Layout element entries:
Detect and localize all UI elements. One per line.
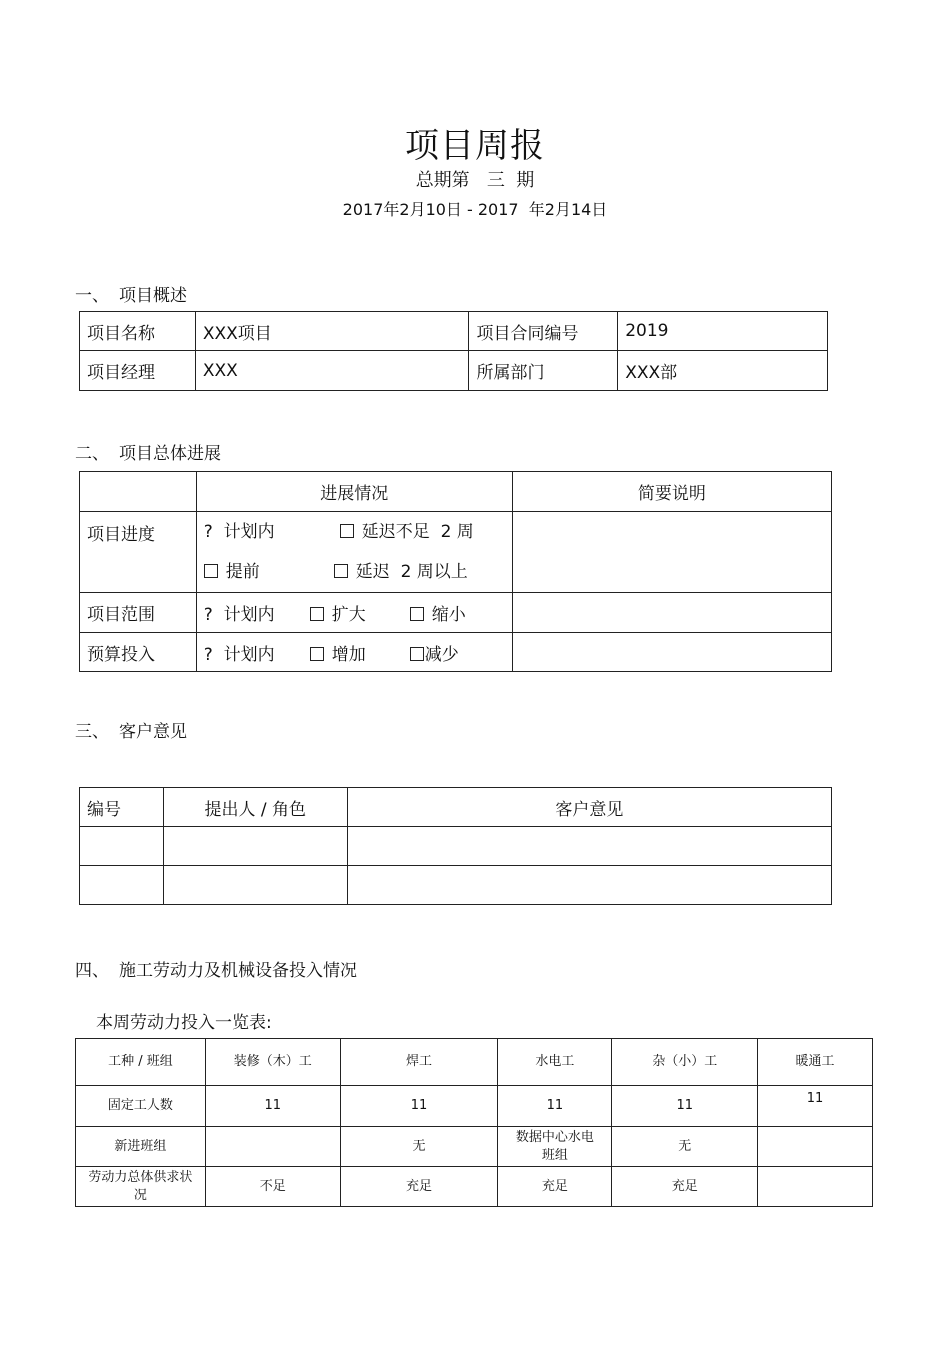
- date-range: 2017年2月10日 - 2017 年2月14日: [342, 200, 608, 219]
- section-title: 施工劳动力及机械设备投入情况: [119, 961, 357, 981]
- section-number: 二、: [75, 444, 109, 464]
- checkbox-expand[interactable]: [310, 607, 324, 621]
- row-label-scope: 项目范围: [80, 593, 197, 633]
- cell-empty[interactable]: [347, 866, 831, 905]
- value-dept: XXX部: [618, 351, 828, 391]
- section-4-heading: [75, 956, 357, 981]
- labor-cell: 11: [612, 1086, 758, 1127]
- label-contract-no: 项目合同编号: [469, 312, 618, 351]
- labor-cell: 无: [612, 1127, 758, 1167]
- labor-header: 焊工: [340, 1039, 498, 1086]
- label-manager: 项目经理: [80, 351, 196, 391]
- section-2-heading: [75, 439, 221, 464]
- labor-cell: [758, 1167, 873, 1207]
- page-title: 项目周报: [405, 126, 545, 166]
- labor-header: 水电工: [498, 1039, 612, 1086]
- note-scope[interactable]: [512, 593, 831, 633]
- section-1-heading: [75, 281, 187, 306]
- row-label-budget: 预算投入: [80, 633, 197, 672]
- option-increase: 增加: [331, 644, 366, 665]
- cell-empty[interactable]: [163, 866, 347, 905]
- checkbox-delay-gt2w[interactable]: [334, 564, 348, 578]
- checkbox-decrease[interactable]: [410, 647, 424, 661]
- progress-table: [79, 471, 832, 672]
- labor-cell: 11: [205, 1086, 340, 1127]
- note-schedule[interactable]: [512, 512, 831, 593]
- labor-cell: 不足: [205, 1167, 340, 1207]
- scope-options: [196, 593, 512, 633]
- section-number: 四、: [75, 961, 109, 981]
- option-on-plan[interactable]: ? 计划内: [203, 644, 275, 665]
- cell-empty[interactable]: [347, 827, 831, 866]
- header-opinion: 客户意见: [347, 788, 831, 827]
- labor-cell: 数据中心水电班组: [498, 1127, 612, 1167]
- labor-cell: 充足: [340, 1167, 498, 1207]
- header-proposer: 提出人 / 角色: [163, 788, 347, 827]
- cell-empty[interactable]: [163, 827, 347, 866]
- overview-table: [79, 311, 828, 391]
- cell-empty[interactable]: [80, 827, 164, 866]
- labor-header: 工种 / 班组: [76, 1039, 206, 1086]
- labor-cell: 11: [758, 1086, 873, 1127]
- budget-options: [196, 633, 512, 672]
- cell-empty[interactable]: [80, 866, 164, 905]
- header-id: 编号: [80, 788, 164, 827]
- feedback-table: [79, 787, 832, 905]
- labor-cell: 11: [340, 1086, 498, 1127]
- value-project-name: XXX项目: [195, 312, 469, 351]
- option-ahead: 提前: [225, 562, 260, 582]
- option-expand: 扩大: [331, 605, 366, 625]
- labor-cell: 11: [498, 1086, 612, 1127]
- labor-row-label: 劳动力总体供求状况: [76, 1167, 206, 1207]
- option-on-plan[interactable]: ? 计划内: [203, 605, 275, 625]
- option-shrink: 缩小: [431, 605, 466, 625]
- labor-cell: 充足: [498, 1167, 612, 1207]
- header-status: 进展情况: [196, 472, 512, 512]
- labor-row-label: 新进班组: [76, 1127, 206, 1167]
- section-title: 客户意见: [119, 722, 187, 742]
- section-3-heading: [75, 717, 187, 742]
- labor-caption: 本周劳动力投入一览表:: [96, 1013, 272, 1033]
- labor-header: 暖通工: [758, 1039, 873, 1086]
- section-title: 项目概述: [119, 286, 187, 306]
- section-number: 三、: [75, 722, 109, 742]
- section-number: 一、: [75, 286, 109, 306]
- option-on-plan[interactable]: ? 计划内: [203, 522, 275, 542]
- labor-cell: [758, 1127, 873, 1167]
- labor-cell: [205, 1127, 340, 1167]
- labor-cell: 充足: [612, 1167, 758, 1207]
- value-contract-no: 2019: [618, 312, 828, 351]
- checkbox-shrink[interactable]: [410, 607, 424, 621]
- row-label-schedule: 项目进度: [80, 512, 197, 593]
- value-manager: XXX: [195, 351, 469, 391]
- label-dept: 所属部门: [469, 351, 618, 391]
- checkbox-increase[interactable]: [310, 647, 324, 661]
- labor-row-label: 固定工人数: [76, 1086, 206, 1127]
- period-subtitle: 总期第 三 期: [415, 170, 535, 191]
- labor-header: 杂（小）工: [612, 1039, 758, 1086]
- schedule-options: [196, 512, 512, 593]
- option-delay-lt2w: 延迟不足 2 周: [361, 522, 474, 542]
- labor-table: [75, 1038, 873, 1207]
- option-delay-gt2w: 延迟 2 周以上: [355, 562, 468, 582]
- label-project-name: 项目名称: [80, 312, 196, 351]
- note-budget[interactable]: [512, 633, 831, 672]
- section-title: 项目总体进展: [119, 444, 221, 464]
- labor-header: 装修（木）工: [205, 1039, 340, 1086]
- header-note: 简要说明: [512, 472, 831, 512]
- checkbox-delay-lt2w[interactable]: [340, 524, 354, 538]
- progress-corner: [80, 472, 197, 512]
- labor-cell: 无: [340, 1127, 498, 1167]
- checkbox-ahead[interactable]: [204, 564, 218, 578]
- option-decrease: 减少: [424, 644, 459, 665]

The request: Copy out every one of the lines above, leaving out the picture.

Full response:
Detect and localize all UI elements. One per line.
- date-range: 2017年2月10日 - 2017 年2月14日: [342, 200, 608, 219]
- section-title: 施工劳动力及机械设备投入情况: [119, 961, 357, 981]
- section-number: 二、: [75, 444, 109, 464]
- checkbox-expand[interactable]: [310, 607, 324, 621]
- row-label-scope: 项目范围: [80, 593, 197, 633]
- cell-empty[interactable]: [347, 866, 831, 905]
- value-dept: XXX部: [618, 351, 828, 391]
- section-4-heading: [75, 956, 357, 981]
- labor-cell: 11: [612, 1086, 758, 1127]
- label-contract-no: 项目合同编号: [469, 312, 618, 351]
- labor-cell: 无: [612, 1127, 758, 1167]
- labor-header: 焊工: [340, 1039, 498, 1086]
- label-manager: 项目经理: [80, 351, 196, 391]
- section-2-heading: [75, 439, 221, 464]
- labor-cell: [758, 1167, 873, 1207]
- page-title: 项目周报: [405, 126, 545, 166]
- labor-header: 水电工: [498, 1039, 612, 1086]
- note-scope[interactable]: [512, 593, 831, 633]
- section-1-heading: [75, 281, 187, 306]
- row-label-budget: 预算投入: [80, 633, 197, 672]
- option-increase: 增加: [331, 644, 366, 665]
- cell-empty[interactable]: [163, 866, 347, 905]
- checkbox-delay-gt2w[interactable]: [334, 564, 348, 578]
- checkbox-decrease[interactable]: [410, 647, 424, 661]
- progress-table: [79, 471, 832, 672]
- labor-cell: 11: [205, 1086, 340, 1127]
- note-schedule[interactable]: [512, 512, 831, 593]
- labor-cell: 不足: [205, 1167, 340, 1207]
- scope-options: [196, 593, 512, 633]
- section-number: 四、: [75, 961, 109, 981]
- option-on-plan[interactable]: ? 计划内: [203, 644, 275, 665]
- cell-empty[interactable]: [347, 827, 831, 866]
- header-opinion: 客户意见: [347, 788, 831, 827]
- labor-cell: 数据中心水电班组: [498, 1127, 612, 1167]
- labor-cell: 充足: [340, 1167, 498, 1207]
- header-proposer: 提出人 / 角色: [163, 788, 347, 827]
- cell-empty[interactable]: [163, 827, 347, 866]
- overview-table: [79, 311, 828, 391]
- cell-empty[interactable]: [80, 827, 164, 866]
- labor-header: 工种 / 班组: [76, 1039, 206, 1086]
- labor-cell: 11: [758, 1086, 873, 1127]
- budget-options: [196, 633, 512, 672]
- cell-empty[interactable]: [80, 866, 164, 905]
- header-id: 编号: [80, 788, 164, 827]
- feedback-table: [79, 787, 832, 905]
- labor-cell: 11: [340, 1086, 498, 1127]
- value-project-name: XXX项目: [195, 312, 469, 351]
- option-ahead: 提前: [225, 562, 260, 582]
- option-expand: 扩大: [331, 605, 366, 625]
- labor-cell: 11: [498, 1086, 612, 1127]
- labor-row-label: 劳动力总体供求状况: [76, 1167, 206, 1207]
- option-on-plan[interactable]: ? 计划内: [203, 605, 275, 625]
- option-shrink: 缩小: [431, 605, 466, 625]
- labor-cell: 充足: [498, 1167, 612, 1207]
- header-status: 进展情况: [196, 472, 512, 512]
- labor-row-label: 新进班组: [76, 1127, 206, 1167]
- section-title: 客户意见: [119, 722, 187, 742]
- section-3-heading: [75, 717, 187, 742]
- labor-caption: 本周劳动力投入一览表:: [96, 1013, 272, 1033]
- labor-header: 暖通工: [758, 1039, 873, 1086]
- section-title: 项目概述: [119, 286, 187, 306]
- section-number: 三、: [75, 722, 109, 742]
- section-number: 一、: [75, 286, 109, 306]
- option-on-plan[interactable]: ? 计划内: [203, 522, 275, 542]
- labor-cell: [758, 1127, 873, 1167]
- labor-cell: [205, 1127, 340, 1167]
- labor-cell: 充足: [612, 1167, 758, 1207]
- value-contract-no: 2019: [618, 312, 828, 351]
- checkbox-shrink[interactable]: [410, 607, 424, 621]
- row-label-schedule: 项目进度: [80, 512, 197, 593]
- value-manager: XXX: [195, 351, 469, 391]
- label-dept: 所属部门: [469, 351, 618, 391]
- checkbox-increase[interactable]: [310, 647, 324, 661]
- labor-row-label: 固定工人数: [76, 1086, 206, 1127]
- period-subtitle: 总期第 三 期: [415, 170, 535, 191]
- labor-header: 杂（小）工: [612, 1039, 758, 1086]
- schedule-options: [196, 512, 512, 593]
- option-delay-lt2w: 延迟不足 2 周: [361, 522, 474, 542]
- labor-table: [75, 1038, 873, 1207]
- option-delay-gt2w: 延迟 2 周以上: [355, 562, 468, 582]
- label-project-name: 项目名称: [80, 312, 196, 351]
- note-budget[interactable]: [512, 633, 831, 672]
- section-title: 项目总体进展: [119, 444, 221, 464]
- labor-header: 装修（木）工: [205, 1039, 340, 1086]
- header-note: 简要说明: [512, 472, 831, 512]
- checkbox-delay-lt2w[interactable]: [340, 524, 354, 538]
- progress-corner: [80, 472, 197, 512]
- labor-cell: 无: [340, 1127, 498, 1167]
- checkbox-ahead[interactable]: [204, 564, 218, 578]
- option-decrease: 减少: [424, 644, 459, 665]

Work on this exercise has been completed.